**Ketentuan Latihan:**
A: Menurut bahan bacaan tentang APBN Jokowi, berapa besar defisit anggaran dalam Nota Keuangan RAPBN 2016 jika dihitung sebagai persentase PDB?
B: Tolong tentukan apakah setiap pernyataan berikut sesuai dengan bahan bacaan tentang APBN Jokowi, lalu kutip kata-kata penentunya: (i) Defisit dalam RAPBN 2016 lebih besar daripada APBN Perubahan 2015. (ii) PDI Perjuangan selama bertahun-tahun mendukung penambahan utang. (iii) Jika pemerintah terlalu banyak mencari utang di pasar modal, imbal hasil yang diminta investor cenderung turun.

**Bahan Bacaan:**
APBN Jokowi dan Dilema Pertumbuhan
Sofyan Hendra ; Wartawan Jawa Pos
|
JAWA
POS, 14 Agustus 2015
KINI kita tahu senjata yang akan digunakan
Presiden Joko Widodo (Jokowi) dalam melawan perlambatan ekonomi. Lewat Nota
Keuangan RAPBN 2016, dengan sangat berani, Jokowi melebarkan defisit anggaran
menjadi 2,1 persen dari produk domestik bruto (PDB) atau sekitar Rp 273,2
triliun. Jumlah itu jauh lebih jumbo daripada APBN Perubahan 2015 yang Rp 212
triliun atau sekitar 1,9 persen dari kue ekonomi nasional.
Para ekonom biasanya menyebut APBN seperti itu
sebagai anggaran yang ekspansif. Namun, sebenarnya itu adalah bahasa lugas
dari: Ayo belanja sebanyak-banyaknya dan jika duitnya masih kurang mari
berutang sebesar-besarnya. Yang penting masih mampu bayar cicilan.
Doktrin lawas Keynesianisme yang percaya bahwa
pemerintah bisa melawan kelesuan ekonomi dengan belanja sebanyak-banyaknya
memang masih relevan diamalkan. Namun, jika dihadapkan pada situasi sekarang
di mana terjadi turbulensi di pasar keuangan, tempat banyak pihak (termasuk
negara) mencari utangan, persoalannya menjadi amat ruwet.
Dengan defisit Rp 273,2 triliun, pemerintah
mesti memperoleh utang baru sejumlah itu. Tetapi, itu belum cukup. Harus ada
utang anyar lagi guna membayar obligasi yang jatuh tempo serta untuk
melakukan buyback (beli balik) surat utang. Kebutuhan untuk itu sengaja
ditutup rapat agar tidak di- corner investor serakah yang ingin imbal hasil
tinggi. Biasanya, jumlahnya puluhan triliun.
Dengan demikian, dipastikan tahun depan
pemerintah butuh tambahan utang lebih dari Rp 300 triliun. Jumlah yang cukup
besar. Tidak hanya dilihat dari postur APBN, melainkan juga ketika kita masih
ingat bahwa presiden yang sekarang adalah kader PDI Perjuangan, partai yang
bertahuntahun menolak banyaknya utang.
Ketika pasar keuangan belum menentu, langkah
tersebut bisa menimbulkan rantai persoalan baru. Saat pemerintah terlalu
banyak mencari utang di pasar modal, yield atau imbal hasil yang diminta
investor akan cenderung tinggi. Beban fiskal pun meningkat karena ongkos
bayar utang yang bertambah.

**Informasi yang Diberikan:**
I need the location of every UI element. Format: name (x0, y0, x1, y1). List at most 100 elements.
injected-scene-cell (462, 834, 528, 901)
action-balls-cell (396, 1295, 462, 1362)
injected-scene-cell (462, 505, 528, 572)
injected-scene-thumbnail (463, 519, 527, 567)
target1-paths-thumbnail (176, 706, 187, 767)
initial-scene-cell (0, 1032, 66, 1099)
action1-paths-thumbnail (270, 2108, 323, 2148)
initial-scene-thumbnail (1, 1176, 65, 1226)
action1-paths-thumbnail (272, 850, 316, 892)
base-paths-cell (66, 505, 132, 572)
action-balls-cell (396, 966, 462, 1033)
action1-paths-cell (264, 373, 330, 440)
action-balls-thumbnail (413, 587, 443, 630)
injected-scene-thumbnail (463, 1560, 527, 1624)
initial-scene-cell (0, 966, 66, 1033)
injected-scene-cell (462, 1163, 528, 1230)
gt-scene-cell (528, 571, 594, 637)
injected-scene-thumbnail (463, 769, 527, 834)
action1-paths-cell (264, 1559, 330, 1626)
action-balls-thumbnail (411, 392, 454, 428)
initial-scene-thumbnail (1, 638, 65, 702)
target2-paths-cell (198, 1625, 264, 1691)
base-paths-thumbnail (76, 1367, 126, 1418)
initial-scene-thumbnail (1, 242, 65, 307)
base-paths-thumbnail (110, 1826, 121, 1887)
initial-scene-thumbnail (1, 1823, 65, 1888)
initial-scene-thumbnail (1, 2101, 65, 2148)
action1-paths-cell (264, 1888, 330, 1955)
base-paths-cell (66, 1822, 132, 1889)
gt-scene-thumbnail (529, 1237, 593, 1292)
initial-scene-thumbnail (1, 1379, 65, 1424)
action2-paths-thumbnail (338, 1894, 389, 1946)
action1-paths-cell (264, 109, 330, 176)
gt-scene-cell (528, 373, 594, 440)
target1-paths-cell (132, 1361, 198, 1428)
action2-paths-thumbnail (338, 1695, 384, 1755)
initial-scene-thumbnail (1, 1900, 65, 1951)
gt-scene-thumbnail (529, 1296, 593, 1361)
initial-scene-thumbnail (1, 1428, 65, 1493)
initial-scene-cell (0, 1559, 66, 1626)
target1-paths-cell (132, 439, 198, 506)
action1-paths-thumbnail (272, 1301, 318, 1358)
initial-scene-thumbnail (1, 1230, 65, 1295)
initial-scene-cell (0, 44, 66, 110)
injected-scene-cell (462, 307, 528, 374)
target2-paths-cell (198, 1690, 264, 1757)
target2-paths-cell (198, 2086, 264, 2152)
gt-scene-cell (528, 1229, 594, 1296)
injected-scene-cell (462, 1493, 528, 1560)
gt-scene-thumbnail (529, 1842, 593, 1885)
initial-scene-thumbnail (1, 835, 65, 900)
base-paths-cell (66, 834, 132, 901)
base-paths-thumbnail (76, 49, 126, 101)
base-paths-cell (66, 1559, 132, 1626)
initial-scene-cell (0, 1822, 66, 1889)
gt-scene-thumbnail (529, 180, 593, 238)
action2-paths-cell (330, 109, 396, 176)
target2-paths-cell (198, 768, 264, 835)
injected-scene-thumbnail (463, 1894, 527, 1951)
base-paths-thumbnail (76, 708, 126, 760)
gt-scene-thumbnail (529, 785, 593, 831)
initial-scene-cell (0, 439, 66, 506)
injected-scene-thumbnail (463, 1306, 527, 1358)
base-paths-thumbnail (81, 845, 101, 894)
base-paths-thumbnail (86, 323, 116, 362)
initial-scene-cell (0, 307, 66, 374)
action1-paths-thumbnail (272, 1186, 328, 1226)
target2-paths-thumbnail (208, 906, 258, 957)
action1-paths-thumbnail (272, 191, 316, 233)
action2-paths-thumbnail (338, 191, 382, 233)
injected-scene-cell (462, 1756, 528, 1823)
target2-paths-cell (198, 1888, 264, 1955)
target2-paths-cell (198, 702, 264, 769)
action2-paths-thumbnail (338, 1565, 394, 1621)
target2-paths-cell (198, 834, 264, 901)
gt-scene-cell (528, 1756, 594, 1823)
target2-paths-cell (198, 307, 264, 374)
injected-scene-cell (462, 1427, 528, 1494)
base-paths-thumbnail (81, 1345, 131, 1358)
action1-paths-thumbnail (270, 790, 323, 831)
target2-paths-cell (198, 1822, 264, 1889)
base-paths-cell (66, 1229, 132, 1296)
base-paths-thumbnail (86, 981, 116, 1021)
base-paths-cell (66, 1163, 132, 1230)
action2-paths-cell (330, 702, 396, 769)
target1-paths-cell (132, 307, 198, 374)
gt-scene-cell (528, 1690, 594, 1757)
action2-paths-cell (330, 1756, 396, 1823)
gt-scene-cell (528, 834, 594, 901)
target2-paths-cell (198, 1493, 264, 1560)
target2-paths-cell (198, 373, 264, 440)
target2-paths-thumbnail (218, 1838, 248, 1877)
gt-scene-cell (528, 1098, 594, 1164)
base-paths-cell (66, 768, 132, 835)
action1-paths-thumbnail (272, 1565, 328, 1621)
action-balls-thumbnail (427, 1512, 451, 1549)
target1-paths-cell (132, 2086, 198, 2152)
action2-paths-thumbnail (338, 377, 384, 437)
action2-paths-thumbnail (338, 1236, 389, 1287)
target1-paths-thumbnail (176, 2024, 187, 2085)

**Jawaban per Tugas:**
A: 2,1 persen dari produk domestik bruto (PDB).

B:
(i) Ya: "Jumlah itu jauh lebih jumbo daripada APBN Perubahan 2015"
(ii) Tidak: "partai yang bertahuntahun menolak banyaknya utang"
(iii) Tidak: "yield atau imbal hasil yang diminta investor akan cenderung tinggi"